** BEGIN **
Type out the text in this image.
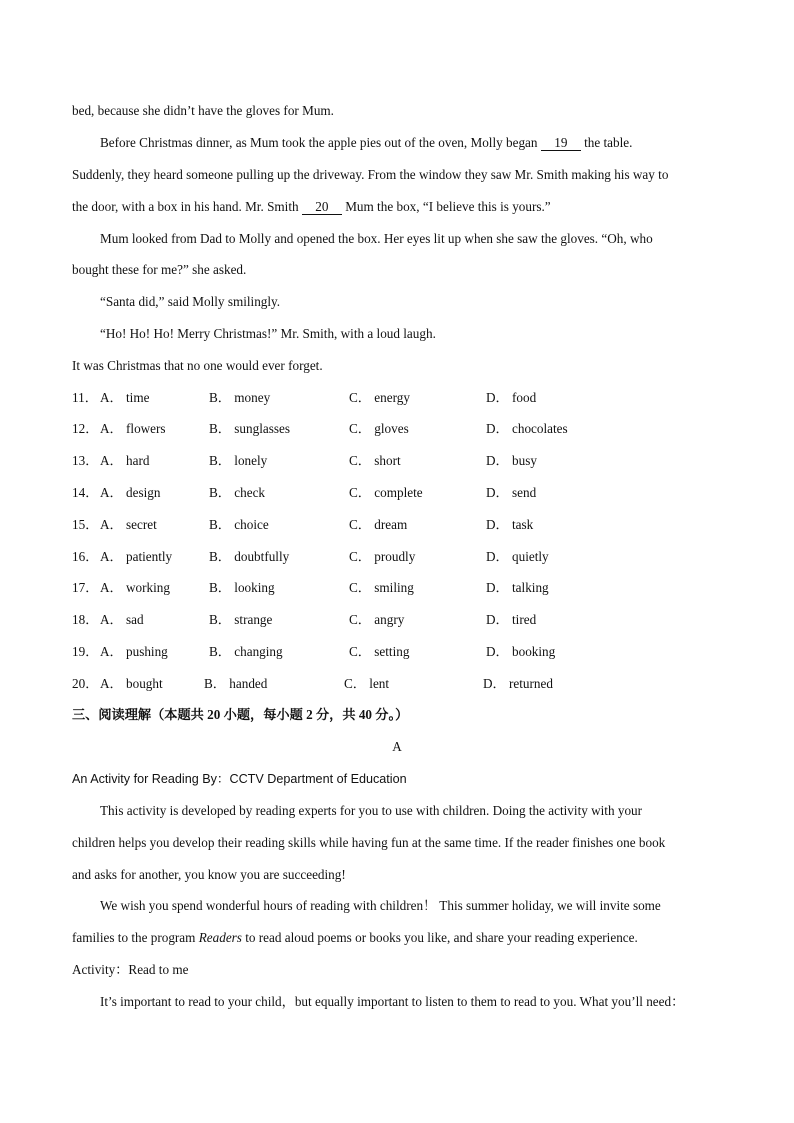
bed, because she didn’t have the gloves for Mum.
Before Christmas dinner, as Mum took the apple pies out of the oven, Molly began 19 the table.
Suddenly, they heard someone pulling up the driveway. From the window they saw Mr. Smith making his way to
the door, with a box in his hand. Mr. Smith 20 Mum the box, “I believe this is yours.”
Mum looked from Dad to Molly and opened the box. Her eyes lit up when she saw the gloves. “Oh, who
bought these for me?” she asked.
“Santa did,” said Molly smilingly.
“Ho! Ho! Ho! Merry Christmas!” Mr. Smith, with a loud laugh.
It was Christmas that no one would ever forget.
11． A． time	B． money	C． energy	D． food
12． A． flowers	B． sunglasses	C． gloves	D． chocolates
13． A． hard	B． lonely	C． short	D． busy
14． A． design	B． check	C． complete	D． send
15． A． secret	B． choice	C． dream	D． task
16． A． patiently	B． doubtfully	C． proudly	D． quietly
17． A． working	B． looking	C． smiling	D． talking
18． A． sad	B． strange	C． angry	D． tired
19． A． pushing	B． changing	C． setting	D． booking
20． A． bought	B． handed	C． lent	D． returned
三、阅读理解（本题共 20 小题，每小题 2 分，共 40 分。）
A
An Activity for Reading By：CCTV Department of Education
This activity is developed by reading experts for you to use with children. Doing the activity with your
children helps you develop their reading skills while having fun at the same time. If the reader finishes one book
and asks for another, you know you are succeeding!
We wish you spend wonderful hours of reading with children！ This summer holiday, we will invite some
families to the program Readers to read aloud poems or books you like, and share your reading experience.
Activity：Read to me
It’s important to read to your child，but equally important to listen to them to read to you. What you’ll need：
** END **
▸ **TASK DETAILS**
Set down the lines of the records above exactly, apart from the pictures.

▸ **SOLVED PROBLEM**
Type out the text in this image.
bed, because she didn’t have the gloves for Mum.
Before Christmas dinner, as Mum took the apple pies out of the oven, Molly began 19 the table.
Suddenly, they heard someone pulling up the driveway. From the window they saw Mr. Smith making his way to
the door, with a box in his hand. Mr. Smith 20 Mum the box, “I believe this is yours.”
Mum looked from Dad to Molly and opened the box. Her eyes lit up when she saw the gloves. “Oh, who
bought these for me?” she asked.
“Santa did,” said Molly smilingly.
“Ho! Ho! Ho! Merry Christmas!” Mr. Smith, with a loud laugh.
It was Christmas that no one would ever forget.
11． A． time	B． money	C． energy	D． food
12． A． flowers	B． sunglasses	C． gloves	D． chocolates
13． A． hard	B． lonely	C． short	D． busy
14． A． design	B． check	C． complete	D． send
15． A． secret	B． choice	C． dream	D． task
16． A． patiently	B． doubtfully	C． proudly	D． quietly
17． A． working	B． looking	C． smiling	D． talking
18． A． sad	B． strange	C． angry	D． tired
19． A． pushing	B． changing	C． setting	D． booking
20． A． bought	B． handed	C． lent	D． returned
三、阅读理解（本题共 20 小题，每小题 2 分，共 40 分。）
A
An Activity for Reading By：CCTV Department of Education
This activity is developed by reading experts for you to use with children. Doing the activity with your
children helps you develop their reading skills while having fun at the same time. If the reader finishes one book
and asks for another, you know you are succeeding!
We wish you spend wonderful hours of reading with children！ This summer holiday, we will invite some
families to the program Readers to read aloud poems or books you like, and share your reading experience.
Activity：Read to me
It’s important to read to your child，but equally important to listen to them to read to you. What you’ll need：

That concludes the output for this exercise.